## INSTRUCTION
Return the listing below exactly, with the pictures dropped.

## RECORDS FOR PROCESSING
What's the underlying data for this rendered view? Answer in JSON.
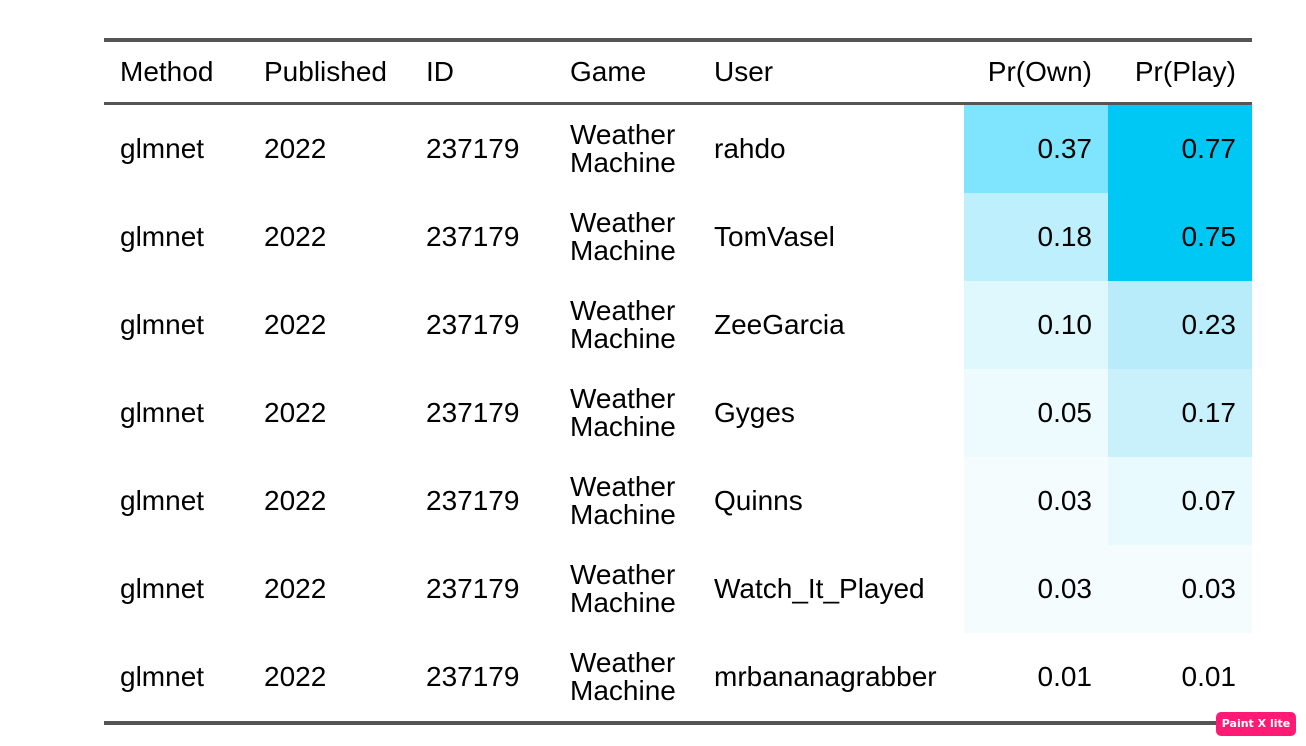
{
  "table": {
    "columns": [
      {
        "key": "method",
        "label": "Method"
      },
      {
        "key": "published",
        "label": "Published"
      },
      {
        "key": "id",
        "label": "ID"
      },
      {
        "key": "game",
        "label": "Game"
      },
      {
        "key": "user",
        "label": "User"
      },
      {
        "key": "pr_own",
        "label": "Pr(Own)"
      },
      {
        "key": "pr_play",
        "label": "Pr(Play)"
      }
    ],
    "rows": [
      {
        "method": "glmnet",
        "published": "2022",
        "id": "237179",
        "game_line1": "Weather",
        "game_line2": "Machine",
        "user": "rahdo",
        "pr_own": "0.37",
        "pr_play": "0.77",
        "pr_own_color": "#7fe5ff",
        "pr_play_color": "#00c8f5"
      },
      {
        "method": "glmnet",
        "published": "2022",
        "id": "237179",
        "game_line1": "Weather",
        "game_line2": "Machine",
        "user": "TomVasel",
        "pr_own": "0.18",
        "pr_play": "0.75",
        "pr_own_color": "#bdf0fc",
        "pr_play_color": "#00c8f5"
      },
      {
        "method": "glmnet",
        "published": "2022",
        "id": "237179",
        "game_line1": "Weather",
        "game_line2": "Machine",
        "user": "ZeeGarcia",
        "pr_own": "0.10",
        "pr_play": "0.23",
        "pr_own_color": "#dff8fd",
        "pr_play_color": "#b8ecfa"
      },
      {
        "method": "glmnet",
        "published": "2022",
        "id": "237179",
        "game_line1": "Weather",
        "game_line2": "Machine",
        "user": "Gyges",
        "pr_own": "0.05",
        "pr_play": "0.17",
        "pr_own_color": "#eefbfe",
        "pr_play_color": "#c9f1fb"
      },
      {
        "method": "glmnet",
        "published": "2022",
        "id": "237179",
        "game_line1": "Weather",
        "game_line2": "Machine",
        "user": "Quinns",
        "pr_own": "0.03",
        "pr_play": "0.07",
        "pr_own_color": "#f4fcfe",
        "pr_play_color": "#e8fafd"
      },
      {
        "method": "glmnet",
        "published": "2022",
        "id": "237179",
        "game_line1": "Weather",
        "game_line2": "Machine",
        "user": "Watch_It_Played",
        "pr_own": "0.03",
        "pr_play": "0.03",
        "pr_own_color": "#f4fcfe",
        "pr_play_color": "#f4fcfe"
      },
      {
        "method": "glmnet",
        "published": "2022",
        "id": "237179",
        "game_line1": "Weather",
        "game_line2": "Machine",
        "user": "mrbananagrabber",
        "pr_own": "0.01",
        "pr_play": "0.01",
        "pr_own_color": "#ffffff",
        "pr_play_color": "#ffffff"
      }
    ]
  },
  "watermark": {
    "label": "Paint X lite",
    "color": "#ff1a75"
  }
}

## ANSWER IN FULL
What's the underlying data for this rendered view? Answer in JSON.
{
  "table": {
    "columns": [
      {
        "key": "method",
        "label": "Method"
      },
      {
        "key": "published",
        "label": "Published"
      },
      {
        "key": "id",
        "label": "ID"
      },
      {
        "key": "game",
        "label": "Game"
      },
      {
        "key": "user",
        "label": "User"
      },
      {
        "key": "pr_own",
        "label": "Pr(Own)"
      },
      {
        "key": "pr_play",
        "label": "Pr(Play)"
      }
    ],
    "rows": [
      {
        "method": "glmnet",
        "published": "2022",
        "id": "237179",
        "game_line1": "Weather",
        "game_line2": "Machine",
        "user": "rahdo",
        "pr_own": "0.37",
        "pr_play": "0.77",
        "pr_own_color": "#7fe5ff",
        "pr_play_color": "#00c8f5"
      },
      {
        "method": "glmnet",
        "published": "2022",
        "id": "237179",
        "game_line1": "Weather",
        "game_line2": "Machine",
        "user": "TomVasel",
        "pr_own": "0.18",
        "pr_play": "0.75",
        "pr_own_color": "#bdf0fc",
        "pr_play_color": "#00c8f5"
      },
      {
        "method": "glmnet",
        "published": "2022",
        "id": "237179",
        "game_line1": "Weather",
        "game_line2": "Machine",
        "user": "ZeeGarcia",
        "pr_own": "0.10",
        "pr_play": "0.23",
        "pr_own_color": "#dff8fd",
        "pr_play_color": "#b8ecfa"
      },
      {
        "method": "glmnet",
        "published": "2022",
        "id": "237179",
        "game_line1": "Weather",
        "game_line2": "Machine",
        "user": "Gyges",
        "pr_own": "0.05",
        "pr_play": "0.17",
        "pr_own_color": "#eefbfe",
        "pr_play_color": "#c9f1fb"
      },
      {
        "method": "glmnet",
        "published": "2022",
        "id": "237179",
        "game_line1": "Weather",
        "game_line2": "Machine",
        "user": "Quinns",
        "pr_own": "0.03",
        "pr_play": "0.07",
        "pr_own_color": "#f4fcfe",
        "pr_play_color": "#e8fafd"
      },
      {
        "method": "glmnet",
        "published": "2022",
        "id": "237179",
        "game_line1": "Weather",
        "game_line2": "Machine",
        "user": "Watch_It_Played",
        "pr_own": "0.03",
        "pr_play": "0.03",
        "pr_own_color": "#f4fcfe",
        "pr_play_color": "#f4fcfe"
      },
      {
        "method": "glmnet",
        "published": "2022",
        "id": "237179",
        "game_line1": "Weather",
        "game_line2": "Machine",
        "user": "mrbananagrabber",
        "pr_own": "0.01",
        "pr_play": "0.01",
        "pr_own_color": "#ffffff",
        "pr_play_color": "#ffffff"
      }
    ]
  },
  "watermark": {
    "label": "Paint X lite",
    "color": "#ff1a75"
  }
}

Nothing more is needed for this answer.